— Work to complete —
Word for word, set down the records and skip each picture.

Collected data entries
**********
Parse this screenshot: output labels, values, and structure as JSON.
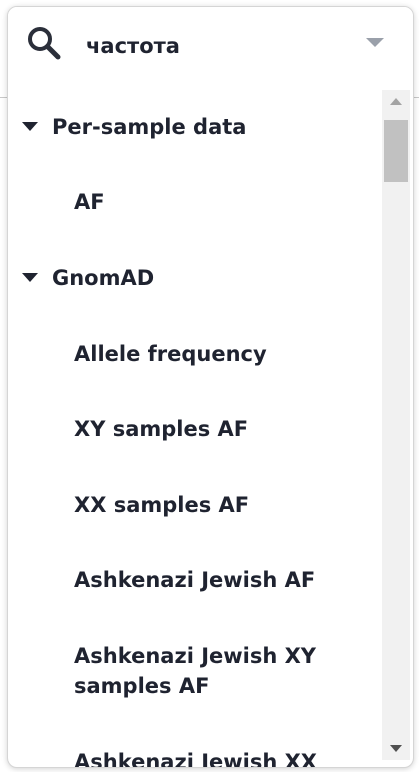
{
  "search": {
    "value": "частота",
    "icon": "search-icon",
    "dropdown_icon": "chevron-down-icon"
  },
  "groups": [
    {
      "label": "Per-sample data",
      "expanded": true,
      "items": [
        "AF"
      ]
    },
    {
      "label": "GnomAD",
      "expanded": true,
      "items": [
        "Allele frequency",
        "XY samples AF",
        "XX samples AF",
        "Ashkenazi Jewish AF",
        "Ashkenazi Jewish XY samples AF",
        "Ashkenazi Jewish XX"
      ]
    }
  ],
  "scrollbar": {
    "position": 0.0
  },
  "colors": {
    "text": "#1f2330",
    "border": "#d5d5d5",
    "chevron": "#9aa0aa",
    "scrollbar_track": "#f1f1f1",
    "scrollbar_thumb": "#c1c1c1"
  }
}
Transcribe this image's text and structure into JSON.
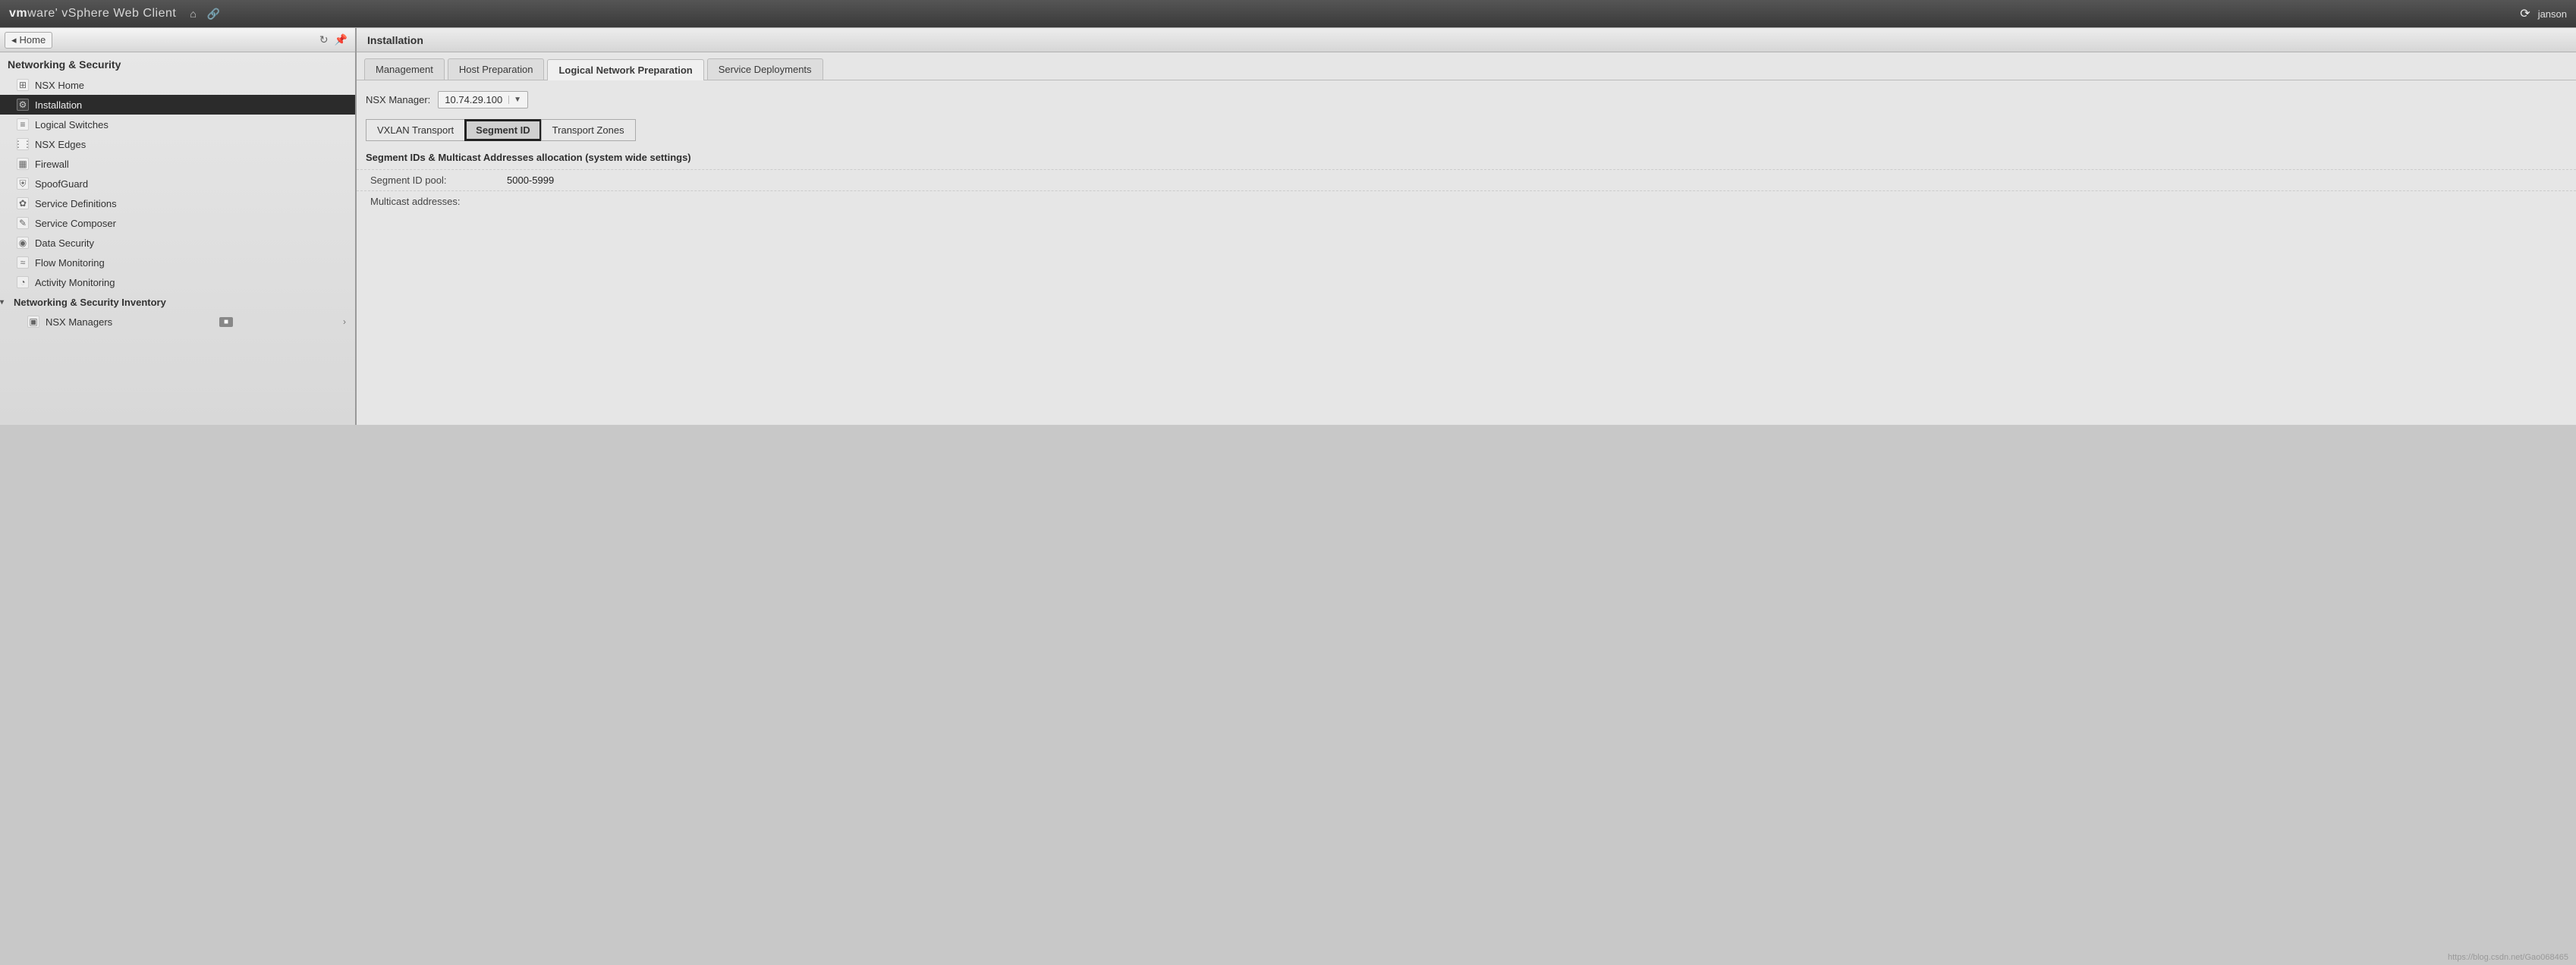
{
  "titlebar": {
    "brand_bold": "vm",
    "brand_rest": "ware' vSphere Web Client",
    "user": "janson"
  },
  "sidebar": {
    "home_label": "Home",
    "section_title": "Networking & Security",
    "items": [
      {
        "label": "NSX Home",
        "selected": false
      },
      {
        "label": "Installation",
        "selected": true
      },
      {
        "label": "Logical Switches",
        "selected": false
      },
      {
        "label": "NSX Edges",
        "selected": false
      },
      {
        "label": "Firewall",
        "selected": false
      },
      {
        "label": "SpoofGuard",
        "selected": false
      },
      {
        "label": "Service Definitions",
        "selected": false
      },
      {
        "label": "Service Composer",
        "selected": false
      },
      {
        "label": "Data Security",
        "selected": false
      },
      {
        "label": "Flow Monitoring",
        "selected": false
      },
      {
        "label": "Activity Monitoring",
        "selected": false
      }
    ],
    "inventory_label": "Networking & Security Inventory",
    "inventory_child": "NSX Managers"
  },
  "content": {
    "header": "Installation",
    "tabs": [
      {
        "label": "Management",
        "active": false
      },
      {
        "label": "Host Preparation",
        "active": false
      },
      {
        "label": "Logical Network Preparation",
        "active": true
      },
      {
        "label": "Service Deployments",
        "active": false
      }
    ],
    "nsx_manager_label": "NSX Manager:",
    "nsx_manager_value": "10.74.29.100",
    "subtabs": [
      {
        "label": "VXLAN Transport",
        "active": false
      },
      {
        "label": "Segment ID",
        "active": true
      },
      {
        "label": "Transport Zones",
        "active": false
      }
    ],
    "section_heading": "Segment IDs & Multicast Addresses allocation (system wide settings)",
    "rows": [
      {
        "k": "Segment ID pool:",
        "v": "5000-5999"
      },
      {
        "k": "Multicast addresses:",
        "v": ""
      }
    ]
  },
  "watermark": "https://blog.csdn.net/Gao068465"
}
**********
— Full answer —
Parse this screenshot: output labels, values, and structure as JSON.
{
  "search": {
    "value": "частота",
    "icon": "search-icon",
    "dropdown_icon": "chevron-down-icon"
  },
  "groups": [
    {
      "label": "Per-sample data",
      "expanded": true,
      "items": [
        "AF"
      ]
    },
    {
      "label": "GnomAD",
      "expanded": true,
      "items": [
        "Allele frequency",
        "XY samples AF",
        "XX samples AF",
        "Ashkenazi Jewish AF",
        "Ashkenazi Jewish XY samples AF",
        "Ashkenazi Jewish XX"
      ]
    }
  ],
  "scrollbar": {
    "position": 0.0
  },
  "colors": {
    "text": "#1f2330",
    "border": "#d5d5d5",
    "chevron": "#9aa0aa",
    "scrollbar_track": "#f1f1f1",
    "scrollbar_thumb": "#c1c1c1"
  }
}
Transcribe this image's text and structure into JSON.
{
  "titlebar": {
    "brand_bold": "vm",
    "brand_rest": "ware' vSphere Web Client",
    "user": "janson"
  },
  "sidebar": {
    "home_label": "Home",
    "section_title": "Networking & Security",
    "items": [
      {
        "label": "NSX Home",
        "selected": false
      },
      {
        "label": "Installation",
        "selected": true
      },
      {
        "label": "Logical Switches",
        "selected": false
      },
      {
        "label": "NSX Edges",
        "selected": false
      },
      {
        "label": "Firewall",
        "selected": false
      },
      {
        "label": "SpoofGuard",
        "selected": false
      },
      {
        "label": "Service Definitions",
        "selected": false
      },
      {
        "label": "Service Composer",
        "selected": false
      },
      {
        "label": "Data Security",
        "selected": false
      },
      {
        "label": "Flow Monitoring",
        "selected": false
      },
      {
        "label": "Activity Monitoring",
        "selected": false
      }
    ],
    "inventory_label": "Networking & Security Inventory",
    "inventory_child": "NSX Managers"
  },
  "content": {
    "header": "Installation",
    "tabs": [
      {
        "label": "Management",
        "active": false
      },
      {
        "label": "Host Preparation",
        "active": false
      },
      {
        "label": "Logical Network Preparation",
        "active": true
      },
      {
        "label": "Service Deployments",
        "active": false
      }
    ],
    "nsx_manager_label": "NSX Manager:",
    "nsx_manager_value": "10.74.29.100",
    "subtabs": [
      {
        "label": "VXLAN Transport",
        "active": false
      },
      {
        "label": "Segment ID",
        "active": true
      },
      {
        "label": "Transport Zones",
        "active": false
      }
    ],
    "section_heading": "Segment IDs & Multicast Addresses allocation (system wide settings)",
    "rows": [
      {
        "k": "Segment ID pool:",
        "v": "5000-5999"
      },
      {
        "k": "Multicast addresses:",
        "v": ""
      }
    ]
  },
  "watermark": "https://blog.csdn.net/Gao068465"
}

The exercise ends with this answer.